| EXTRACTED RECORDS |

- - - -

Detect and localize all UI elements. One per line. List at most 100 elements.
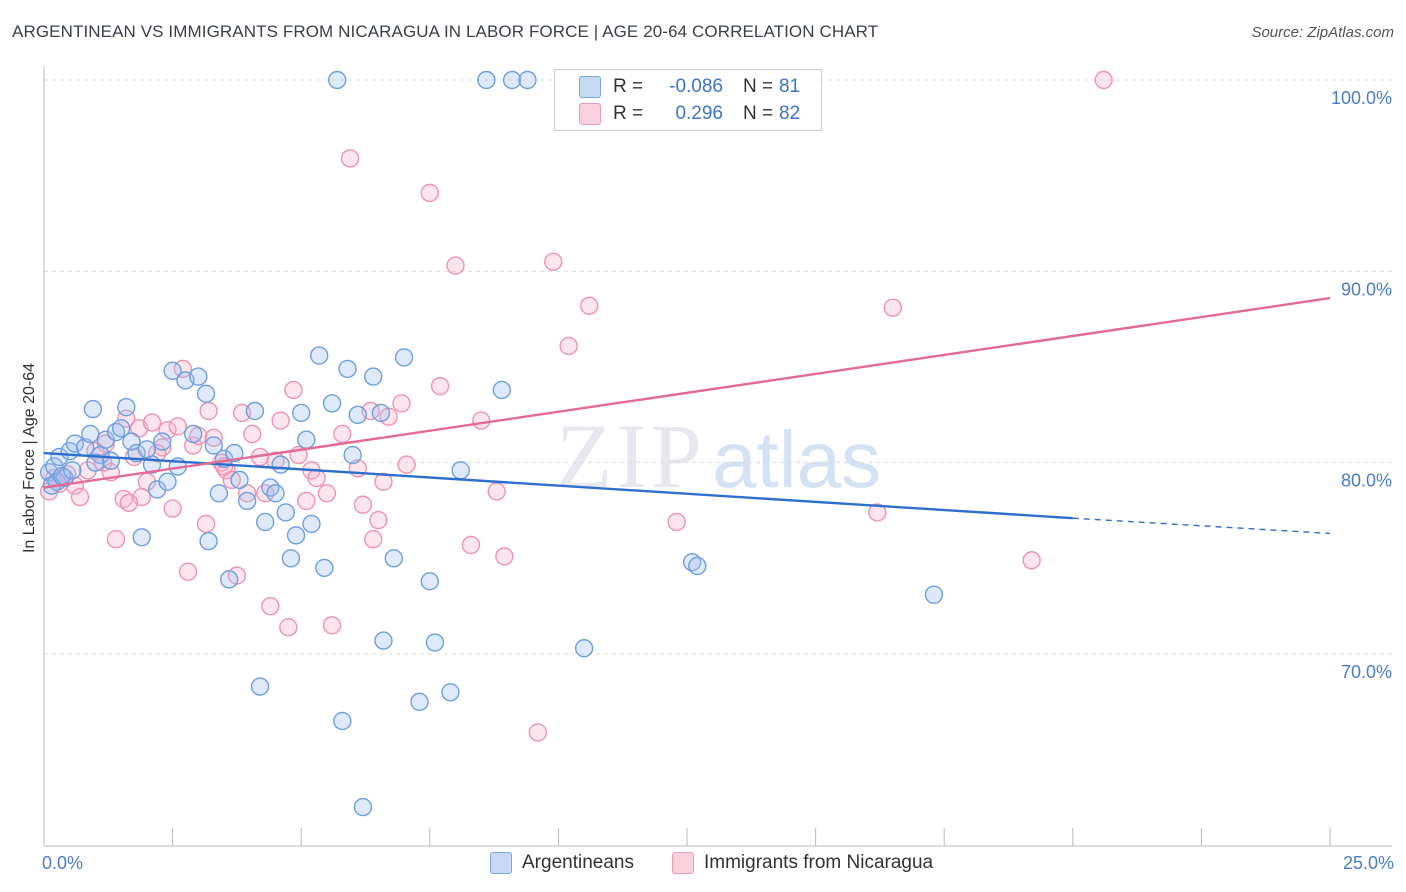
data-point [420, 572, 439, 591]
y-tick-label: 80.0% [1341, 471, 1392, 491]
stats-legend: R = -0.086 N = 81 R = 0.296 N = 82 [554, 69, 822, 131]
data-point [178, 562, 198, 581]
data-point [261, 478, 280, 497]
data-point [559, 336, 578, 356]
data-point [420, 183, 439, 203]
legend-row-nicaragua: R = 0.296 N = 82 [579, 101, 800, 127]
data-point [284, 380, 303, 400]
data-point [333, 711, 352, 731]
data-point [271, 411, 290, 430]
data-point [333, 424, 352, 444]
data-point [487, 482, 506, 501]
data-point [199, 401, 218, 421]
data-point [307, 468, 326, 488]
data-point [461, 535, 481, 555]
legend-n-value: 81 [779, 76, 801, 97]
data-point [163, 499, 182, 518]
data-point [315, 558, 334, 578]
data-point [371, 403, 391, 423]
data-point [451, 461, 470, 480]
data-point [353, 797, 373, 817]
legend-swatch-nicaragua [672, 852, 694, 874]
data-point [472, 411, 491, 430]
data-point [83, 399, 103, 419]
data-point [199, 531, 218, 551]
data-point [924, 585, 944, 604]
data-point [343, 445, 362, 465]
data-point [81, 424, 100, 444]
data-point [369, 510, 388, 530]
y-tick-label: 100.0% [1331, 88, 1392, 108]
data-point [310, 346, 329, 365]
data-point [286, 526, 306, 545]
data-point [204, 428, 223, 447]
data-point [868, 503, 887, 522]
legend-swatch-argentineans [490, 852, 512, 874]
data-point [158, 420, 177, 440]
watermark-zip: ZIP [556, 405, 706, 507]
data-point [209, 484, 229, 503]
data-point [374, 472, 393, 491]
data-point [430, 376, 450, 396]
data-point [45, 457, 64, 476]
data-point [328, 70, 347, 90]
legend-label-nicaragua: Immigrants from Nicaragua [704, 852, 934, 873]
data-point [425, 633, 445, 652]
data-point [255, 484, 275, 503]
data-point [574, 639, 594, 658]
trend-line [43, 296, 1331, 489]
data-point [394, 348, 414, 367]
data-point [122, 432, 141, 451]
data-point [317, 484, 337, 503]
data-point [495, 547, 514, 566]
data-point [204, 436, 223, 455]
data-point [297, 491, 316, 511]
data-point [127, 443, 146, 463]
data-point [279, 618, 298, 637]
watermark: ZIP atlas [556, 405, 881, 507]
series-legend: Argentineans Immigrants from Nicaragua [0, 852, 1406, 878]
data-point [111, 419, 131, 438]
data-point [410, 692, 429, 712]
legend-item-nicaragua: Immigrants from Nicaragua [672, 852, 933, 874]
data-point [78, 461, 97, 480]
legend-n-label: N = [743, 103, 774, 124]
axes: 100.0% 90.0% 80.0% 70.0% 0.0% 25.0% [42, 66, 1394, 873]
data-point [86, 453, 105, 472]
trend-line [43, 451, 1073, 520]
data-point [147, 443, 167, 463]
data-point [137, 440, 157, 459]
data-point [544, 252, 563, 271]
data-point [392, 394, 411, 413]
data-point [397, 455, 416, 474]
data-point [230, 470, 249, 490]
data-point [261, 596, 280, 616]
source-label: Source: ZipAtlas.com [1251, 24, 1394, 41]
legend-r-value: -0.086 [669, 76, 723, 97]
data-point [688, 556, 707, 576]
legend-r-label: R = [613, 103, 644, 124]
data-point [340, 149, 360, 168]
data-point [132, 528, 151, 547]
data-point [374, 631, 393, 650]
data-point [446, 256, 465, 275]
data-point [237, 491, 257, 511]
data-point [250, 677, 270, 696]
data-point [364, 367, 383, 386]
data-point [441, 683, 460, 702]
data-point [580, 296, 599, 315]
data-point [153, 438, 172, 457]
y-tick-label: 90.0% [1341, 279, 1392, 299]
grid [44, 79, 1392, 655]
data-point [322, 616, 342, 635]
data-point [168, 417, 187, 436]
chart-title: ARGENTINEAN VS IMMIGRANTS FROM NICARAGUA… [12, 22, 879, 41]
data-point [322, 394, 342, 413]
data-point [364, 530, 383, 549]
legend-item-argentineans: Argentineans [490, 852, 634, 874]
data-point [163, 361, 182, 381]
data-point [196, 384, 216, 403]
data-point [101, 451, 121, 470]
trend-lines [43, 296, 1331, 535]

- - - -

| REQUIRED TASK |
Please print the data above again word for word, leaving out the picture.

| RESULT |
Detect and localize all UI elements. One per line. List at most 100 elements.
data-point [420, 572, 439, 591]
y-tick-label: 80.0% [1341, 471, 1392, 491]
stats-legend: R = -0.086 N = 81 R = 0.296 N = 82 [554, 69, 822, 131]
data-point [178, 562, 198, 581]
data-point [261, 478, 280, 497]
data-point [559, 336, 578, 356]
data-point [420, 183, 439, 203]
legend-row-nicaragua: R = 0.296 N = 82 [579, 101, 800, 127]
data-point [284, 380, 303, 400]
data-point [333, 711, 352, 731]
data-point [271, 411, 290, 430]
data-point [333, 424, 352, 444]
data-point [487, 482, 506, 501]
data-point [199, 401, 218, 421]
data-point [307, 468, 326, 488]
data-point [461, 535, 481, 555]
legend-n-value: 81 [779, 76, 801, 97]
data-point [163, 499, 182, 518]
data-point [315, 558, 334, 578]
data-point [371, 403, 391, 423]
data-point [451, 461, 470, 480]
data-point [353, 797, 373, 817]
legend-swatch-nicaragua [672, 852, 694, 874]
data-point [472, 411, 491, 430]
data-point [83, 399, 103, 419]
data-point [199, 531, 218, 551]
data-point [924, 585, 944, 604]
data-point [343, 445, 362, 465]
data-point [81, 424, 100, 444]
data-point [369, 510, 388, 530]
y-tick-label: 100.0% [1331, 88, 1392, 108]
data-point [310, 346, 329, 365]
data-point [286, 526, 306, 545]
data-point [204, 428, 223, 447]
data-point [868, 503, 887, 522]
legend-swatch-argentineans [490, 852, 512, 874]
data-point [158, 420, 177, 440]
watermark-zip: ZIP [556, 405, 706, 507]
data-point [209, 484, 229, 503]
data-point [374, 472, 393, 491]
data-point [430, 376, 450, 396]
data-point [45, 457, 64, 476]
data-point [328, 70, 347, 90]
legend-label-nicaragua: Immigrants from Nicaragua [704, 852, 934, 873]
data-point [425, 633, 445, 652]
data-point [255, 484, 275, 503]
data-point [574, 639, 594, 658]
trend-line [43, 296, 1331, 489]
data-point [394, 348, 414, 367]
data-point [122, 432, 141, 451]
data-point [317, 484, 337, 503]
data-point [495, 547, 514, 566]
data-point [204, 436, 223, 455]
data-point [297, 491, 316, 511]
data-point [127, 443, 146, 463]
data-point [279, 618, 298, 637]
watermark: ZIP atlas [556, 405, 881, 507]
series-legend: Argentineans Immigrants from Nicaragua [0, 852, 1406, 878]
data-point [111, 419, 131, 438]
data-point [410, 692, 429, 712]
legend-item-nicaragua: Immigrants from Nicaragua [672, 852, 933, 874]
data-point [78, 461, 97, 480]
legend-n-label: N = [743, 103, 774, 124]
axes: 100.0% 90.0% 80.0% 70.0% 0.0% 25.0% [42, 66, 1394, 873]
data-point [86, 453, 105, 472]
trend-line [43, 451, 1073, 520]
data-point [147, 443, 167, 463]
data-point [137, 440, 157, 459]
data-point [544, 252, 563, 271]
data-point [392, 394, 411, 413]
data-point [397, 455, 416, 474]
data-point [230, 470, 249, 490]
data-point [261, 596, 280, 616]
source-label: Source: ZipAtlas.com [1251, 24, 1394, 41]
legend-r-value: -0.086 [669, 76, 723, 97]
data-point [688, 556, 707, 576]
legend-r-label: R = [613, 103, 644, 124]
data-point [340, 149, 360, 168]
data-point [132, 528, 151, 547]
data-point [374, 631, 393, 650]
data-point [446, 256, 465, 275]
data-point [237, 491, 257, 511]
data-point [250, 677, 270, 696]
data-point [364, 367, 383, 386]
data-point [441, 683, 460, 702]
data-point [580, 296, 599, 315]
data-point [153, 438, 172, 457]
y-tick-label: 90.0% [1341, 279, 1392, 299]
grid [44, 79, 1392, 655]
data-point [322, 616, 342, 635]
data-point [168, 417, 187, 436]
chart-title: ARGENTINEAN VS IMMIGRANTS FROM NICARAGUA… [12, 22, 879, 41]
data-point [322, 394, 342, 413]
data-point [364, 530, 383, 549]
legend-item-argentineans: Argentineans [490, 852, 634, 874]
data-point [163, 361, 182, 381]
data-point [196, 384, 216, 403]
data-point [101, 451, 121, 470]
trend-lines [43, 296, 1331, 535]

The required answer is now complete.